- [What is asked]: Repeat the data verbatim.

[Recorded data]
-- START --

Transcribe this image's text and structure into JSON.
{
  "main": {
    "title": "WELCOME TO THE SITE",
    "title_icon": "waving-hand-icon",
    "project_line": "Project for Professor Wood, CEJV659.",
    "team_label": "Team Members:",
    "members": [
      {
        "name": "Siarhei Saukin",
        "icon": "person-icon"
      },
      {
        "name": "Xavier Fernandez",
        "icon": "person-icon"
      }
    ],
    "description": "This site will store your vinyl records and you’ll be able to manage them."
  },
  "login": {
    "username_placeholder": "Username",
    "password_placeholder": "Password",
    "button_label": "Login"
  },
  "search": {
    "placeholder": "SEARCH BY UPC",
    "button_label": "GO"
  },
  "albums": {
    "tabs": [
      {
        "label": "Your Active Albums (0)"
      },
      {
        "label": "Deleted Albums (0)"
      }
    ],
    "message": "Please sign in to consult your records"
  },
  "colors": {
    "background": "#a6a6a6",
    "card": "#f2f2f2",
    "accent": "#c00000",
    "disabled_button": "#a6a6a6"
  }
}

-- END --

- [Exercise result]:
Transcribe this image's text and structure into JSON.
{
  "main": {
    "title": "WELCOME TO THE SITE",
    "title_icon": "waving-hand-icon",
    "project_line": "Project for Professor Wood, CEJV659.",
    "team_label": "Team Members:",
    "members": [
      {
        "name": "Siarhei Saukin",
        "icon": "person-icon"
      },
      {
        "name": "Xavier Fernandez",
        "icon": "person-icon"
      }
    ],
    "description": "This site will store your vinyl records and you’ll be able to manage them."
  },
  "login": {
    "username_placeholder": "Username",
    "password_placeholder": "Password",
    "button_label": "Login"
  },
  "search": {
    "placeholder": "SEARCH BY UPC",
    "button_label": "GO"
  },
  "albums": {
    "tabs": [
      {
        "label": "Your Active Albums (0)"
      },
      {
        "label": "Deleted Albums (0)"
      }
    ],
    "message": "Please sign in to consult your records"
  },
  "colors": {
    "background": "#a6a6a6",
    "card": "#f2f2f2",
    "accent": "#c00000",
    "disabled_button": "#a6a6a6"
  }
}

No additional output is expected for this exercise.